[DATA TO PROCESS]

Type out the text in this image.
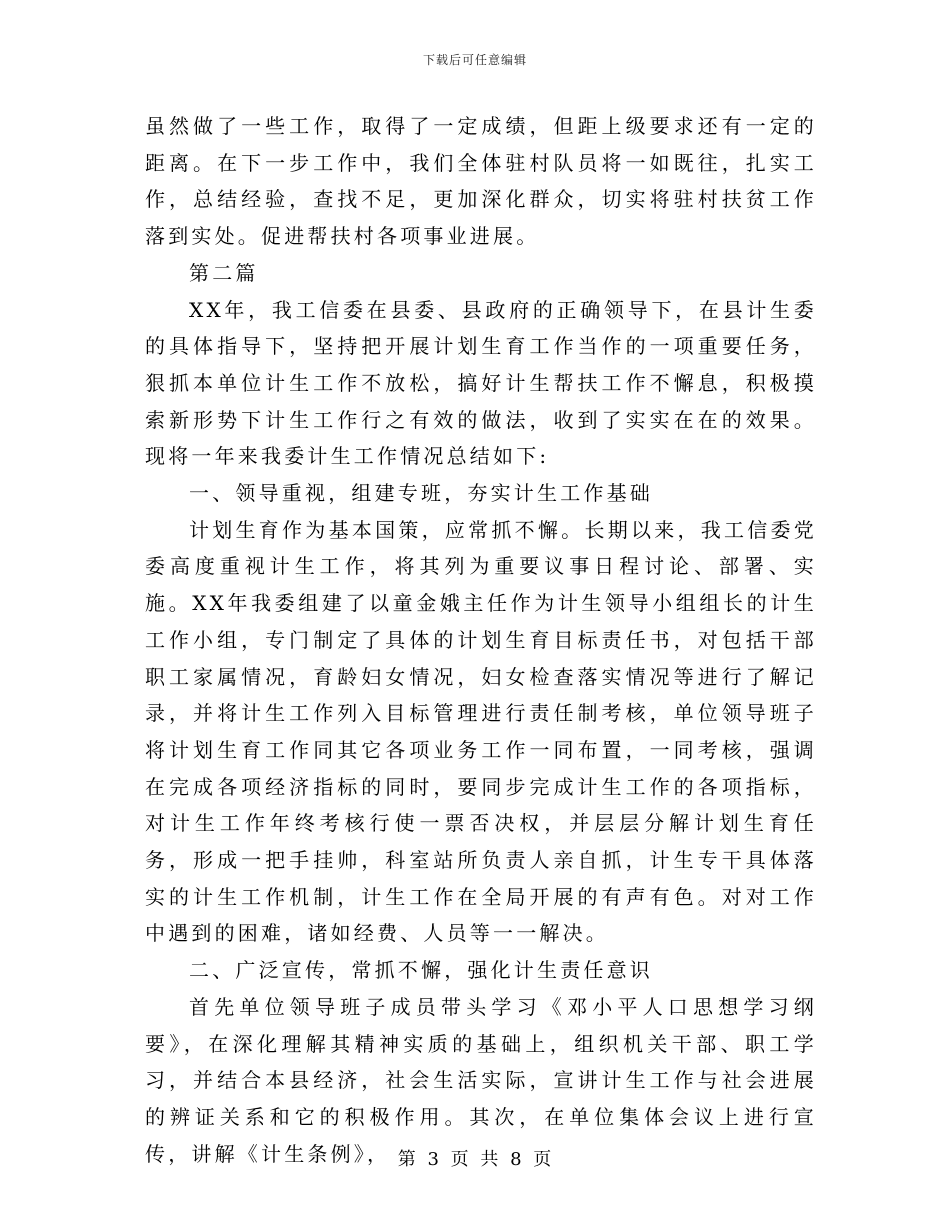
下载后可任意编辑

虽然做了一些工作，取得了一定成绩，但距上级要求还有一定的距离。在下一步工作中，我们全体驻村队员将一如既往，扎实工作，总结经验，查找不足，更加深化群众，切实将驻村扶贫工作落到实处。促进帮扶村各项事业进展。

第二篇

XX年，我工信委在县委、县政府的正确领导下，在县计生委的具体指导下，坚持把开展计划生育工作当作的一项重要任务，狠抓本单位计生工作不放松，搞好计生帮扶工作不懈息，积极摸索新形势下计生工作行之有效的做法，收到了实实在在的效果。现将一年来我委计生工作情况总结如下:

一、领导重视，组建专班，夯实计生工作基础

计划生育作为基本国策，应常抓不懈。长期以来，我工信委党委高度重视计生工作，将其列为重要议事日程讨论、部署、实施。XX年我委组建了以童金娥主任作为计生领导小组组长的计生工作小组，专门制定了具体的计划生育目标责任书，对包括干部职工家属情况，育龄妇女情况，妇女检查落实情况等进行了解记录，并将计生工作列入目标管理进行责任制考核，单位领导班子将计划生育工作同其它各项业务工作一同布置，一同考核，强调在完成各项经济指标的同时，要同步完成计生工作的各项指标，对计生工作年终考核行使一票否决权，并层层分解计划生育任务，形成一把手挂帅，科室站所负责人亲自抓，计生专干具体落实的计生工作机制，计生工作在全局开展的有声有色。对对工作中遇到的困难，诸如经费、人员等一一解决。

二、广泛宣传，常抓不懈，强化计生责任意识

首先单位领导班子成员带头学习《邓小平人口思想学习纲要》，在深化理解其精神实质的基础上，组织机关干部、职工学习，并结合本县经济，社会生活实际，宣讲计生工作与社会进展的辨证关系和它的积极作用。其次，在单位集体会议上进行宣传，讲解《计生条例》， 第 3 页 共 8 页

[WHAT THE EXERCISE ASKS]
Please write out all of the material above without changing a word, and omit any pictures.

[EXPECTED OUTPUT]
Type out the text in this image.
下载后可任意编辑

虽然做了一些工作，取得了一定成绩，但距上级要求还有一定的距离。在下一步工作中，我们全体驻村队员将一如既往，扎实工作，总结经验，查找不足，更加深化群众，切实将驻村扶贫工作落到实处。促进帮扶村各项事业进展。

第二篇

XX年，我工信委在县委、县政府的正确领导下，在县计生委的具体指导下，坚持把开展计划生育工作当作的一项重要任务，狠抓本单位计生工作不放松，搞好计生帮扶工作不懈息，积极摸索新形势下计生工作行之有效的做法，收到了实实在在的效果。现将一年来我委计生工作情况总结如下:

一、领导重视，组建专班，夯实计生工作基础

计划生育作为基本国策，应常抓不懈。长期以来，我工信委党委高度重视计生工作，将其列为重要议事日程讨论、部署、实施。XX年我委组建了以童金娥主任作为计生领导小组组长的计生工作小组，专门制定了具体的计划生育目标责任书，对包括干部职工家属情况，育龄妇女情况，妇女检查落实情况等进行了解记录，并将计生工作列入目标管理进行责任制考核，单位领导班子将计划生育工作同其它各项业务工作一同布置，一同考核，强调在完成各项经济指标的同时，要同步完成计生工作的各项指标，对计生工作年终考核行使一票否决权，并层层分解计划生育任务，形成一把手挂帅，科室站所负责人亲自抓，计生专干具体落实的计生工作机制，计生工作在全局开展的有声有色。对对工作中遇到的困难，诸如经费、人员等一一解决。

二、广泛宣传，常抓不懈，强化计生责任意识

首先单位领导班子成员带头学习《邓小平人口思想学习纲要》，在深化理解其精神实质的基础上，组织机关干部、职工学习，并结合本县经济，社会生活实际，宣讲计生工作与社会进展的辨证关系和它的积极作用。其次，在单位集体会议上进行宣传，讲解《计生条例》， 第 3 页 共 8 页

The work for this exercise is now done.